* [Extracted text]
---

Her first harvest was at Saint Clair Family Estate, before she embarked on a graduate diploma in oenology from the Eastern Institute of Technology in Hawke's Bay, studying part-time and working full-time. Pinot Noir was her first love and was key in one of her most influential life and winemaking experiences in Oregon, on a vintage away from Saint Clair in 2010. The culture of the farm to fork mentality she found there encapsulated her ethics and values. "I could relate to it because farmers' markets were starting to happen in New Zealand, so their strong presence in Oregon really resonated wtih me and it made so much sense. It felt like going back to the good way of doing things... It remains incredibly important to me," she says of the experience.

nat Christensen FBTW

"I felt an instant affinity with winemaking. I was so excited and happy to be doing something I loved and found super interesting." - Nat Christensen

By contrast, Burgundy remained a mythical place until she visited in 2017, seeing famous vineyards in the flesh and learning how the appellations are laid out. It's an experience that she describes as lucky, due to the in-depth tastings she was able to experience at wineries such as Domaine Faiveley and Veronique Drouhin. Her trip was invaluable in terms of learning more about the Pinot Noir grape in the vineyard and in the glass.

---

Dataset rows
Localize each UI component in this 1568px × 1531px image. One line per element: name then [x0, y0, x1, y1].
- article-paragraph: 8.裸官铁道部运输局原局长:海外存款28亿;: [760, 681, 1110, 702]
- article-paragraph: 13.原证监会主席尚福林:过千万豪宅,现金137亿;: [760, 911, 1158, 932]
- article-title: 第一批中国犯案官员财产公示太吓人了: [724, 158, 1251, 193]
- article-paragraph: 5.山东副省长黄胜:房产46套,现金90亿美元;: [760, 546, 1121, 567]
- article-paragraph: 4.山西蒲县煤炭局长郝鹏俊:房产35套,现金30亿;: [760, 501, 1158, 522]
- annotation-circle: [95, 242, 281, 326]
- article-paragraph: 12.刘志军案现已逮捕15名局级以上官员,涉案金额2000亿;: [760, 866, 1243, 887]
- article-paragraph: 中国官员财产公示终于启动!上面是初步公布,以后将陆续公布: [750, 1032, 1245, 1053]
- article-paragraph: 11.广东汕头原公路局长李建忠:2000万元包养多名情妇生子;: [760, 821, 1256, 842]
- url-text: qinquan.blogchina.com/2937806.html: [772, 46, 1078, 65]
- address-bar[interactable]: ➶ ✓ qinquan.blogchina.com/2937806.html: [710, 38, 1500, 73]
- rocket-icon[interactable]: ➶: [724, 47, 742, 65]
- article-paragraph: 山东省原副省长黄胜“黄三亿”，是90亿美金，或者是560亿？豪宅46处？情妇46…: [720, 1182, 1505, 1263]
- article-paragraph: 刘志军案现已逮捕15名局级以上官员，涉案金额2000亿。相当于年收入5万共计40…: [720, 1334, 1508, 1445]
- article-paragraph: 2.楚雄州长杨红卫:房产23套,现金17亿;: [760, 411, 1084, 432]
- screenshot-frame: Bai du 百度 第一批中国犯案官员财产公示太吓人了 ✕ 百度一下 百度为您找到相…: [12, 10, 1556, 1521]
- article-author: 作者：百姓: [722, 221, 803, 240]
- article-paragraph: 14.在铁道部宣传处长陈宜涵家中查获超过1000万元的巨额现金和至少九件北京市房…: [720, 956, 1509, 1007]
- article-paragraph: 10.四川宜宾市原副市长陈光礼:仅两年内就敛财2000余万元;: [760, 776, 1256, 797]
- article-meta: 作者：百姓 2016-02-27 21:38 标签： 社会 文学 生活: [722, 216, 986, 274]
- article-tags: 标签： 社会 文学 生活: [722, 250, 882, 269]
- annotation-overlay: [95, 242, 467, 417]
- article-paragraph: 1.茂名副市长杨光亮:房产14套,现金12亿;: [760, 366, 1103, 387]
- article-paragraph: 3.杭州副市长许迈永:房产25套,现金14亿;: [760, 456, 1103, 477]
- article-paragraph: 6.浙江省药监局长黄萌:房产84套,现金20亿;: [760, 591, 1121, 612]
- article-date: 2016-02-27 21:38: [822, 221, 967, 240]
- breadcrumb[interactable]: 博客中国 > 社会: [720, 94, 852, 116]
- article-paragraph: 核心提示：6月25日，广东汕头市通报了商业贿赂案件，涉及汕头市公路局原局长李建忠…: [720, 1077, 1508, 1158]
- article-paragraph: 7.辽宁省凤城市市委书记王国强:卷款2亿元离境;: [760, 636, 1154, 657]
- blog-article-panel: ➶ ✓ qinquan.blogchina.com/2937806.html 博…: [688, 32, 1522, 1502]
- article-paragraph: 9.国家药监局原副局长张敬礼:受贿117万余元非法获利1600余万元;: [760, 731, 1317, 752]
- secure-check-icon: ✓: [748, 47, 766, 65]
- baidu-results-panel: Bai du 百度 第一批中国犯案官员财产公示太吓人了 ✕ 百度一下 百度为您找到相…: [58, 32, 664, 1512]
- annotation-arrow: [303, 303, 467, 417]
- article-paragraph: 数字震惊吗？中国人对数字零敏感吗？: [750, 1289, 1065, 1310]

---

* [Request]
Carry on the profile of winemaker Nat Christensen, picking up right after its final sentence about her Burgundy trip.

* [Reply to the exercise]
If her first wine passion was Pinot Noir, and her newest is Albariño, the vast majority of Nat's winemaking is devoted to Sauvignon Blanc. It's a grape she loves because of its hugely expressive nature, she says, amidst the buzz of the 2022 harvest. "I'd like to continue to discover ways of making textured dry whites and different styles of Sauvignon Blanc, because great wine to me is about how wines feel, not just how they smell. It may be a bit of oak work or lees work that is used to achieve texture. It's an endlessly fascinating process."